### Aim:
Retype the listing that follows, exactly as written.
* begin Supplied records *
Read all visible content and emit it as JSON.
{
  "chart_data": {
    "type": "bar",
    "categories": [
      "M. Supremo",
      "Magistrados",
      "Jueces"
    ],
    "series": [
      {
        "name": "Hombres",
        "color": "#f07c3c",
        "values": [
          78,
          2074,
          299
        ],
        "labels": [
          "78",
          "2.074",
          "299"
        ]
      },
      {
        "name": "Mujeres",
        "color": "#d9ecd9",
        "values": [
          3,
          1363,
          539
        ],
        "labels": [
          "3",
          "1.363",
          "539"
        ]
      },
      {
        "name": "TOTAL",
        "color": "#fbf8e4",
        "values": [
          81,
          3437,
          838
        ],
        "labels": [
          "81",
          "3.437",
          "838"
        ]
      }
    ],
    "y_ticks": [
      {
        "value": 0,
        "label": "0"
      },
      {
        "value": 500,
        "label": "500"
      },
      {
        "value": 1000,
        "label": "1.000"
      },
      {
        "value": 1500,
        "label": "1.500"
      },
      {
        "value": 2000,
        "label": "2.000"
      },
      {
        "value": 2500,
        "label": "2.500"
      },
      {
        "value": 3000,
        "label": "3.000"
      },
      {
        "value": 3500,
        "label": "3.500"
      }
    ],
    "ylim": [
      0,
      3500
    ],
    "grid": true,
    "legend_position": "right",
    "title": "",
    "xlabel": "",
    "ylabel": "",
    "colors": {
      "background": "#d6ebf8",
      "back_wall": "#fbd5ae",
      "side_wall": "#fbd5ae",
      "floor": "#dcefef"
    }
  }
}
* end Supplied records *
### Result below:
Read all visible content and emit it as JSON.
{
  "chart_data": {
    "type": "bar",
    "categories": [
      "M. Supremo",
      "Magistrados",
      "Jueces"
    ],
    "series": [
      {
        "name": "Hombres",
        "color": "#f07c3c",
        "values": [
          78,
          2074,
          299
        ],
        "labels": [
          "78",
          "2.074",
          "299"
        ]
      },
      {
        "name": "Mujeres",
        "color": "#d9ecd9",
        "values": [
          3,
          1363,
          539
        ],
        "labels": [
          "3",
          "1.363",
          "539"
        ]
      },
      {
        "name": "TOTAL",
        "color": "#fbf8e4",
        "values": [
          81,
          3437,
          838
        ],
        "labels": [
          "81",
          "3.437",
          "838"
        ]
      }
    ],
    "y_ticks": [
      {
        "value": 0,
        "label": "0"
      },
      {
        "value": 500,
        "label": "500"
      },
      {
        "value": 1000,
        "label": "1.000"
      },
      {
        "value": 1500,
        "label": "1.500"
      },
      {
        "value": 2000,
        "label": "2.000"
      },
      {
        "value": 2500,
        "label": "2.500"
      },
      {
        "value": 3000,
        "label": "3.000"
      },
      {
        "value": 3500,
        "label": "3.500"
      }
    ],
    "ylim": [
      0,
      3500
    ],
    "grid": true,
    "legend_position": "right",
    "title": "",
    "xlabel": "",
    "ylabel": "",
    "colors": {
      "background": "#d6ebf8",
      "back_wall": "#fbd5ae",
      "side_wall": "#fbd5ae",
      "floor": "#dcefef"
    }
  }
}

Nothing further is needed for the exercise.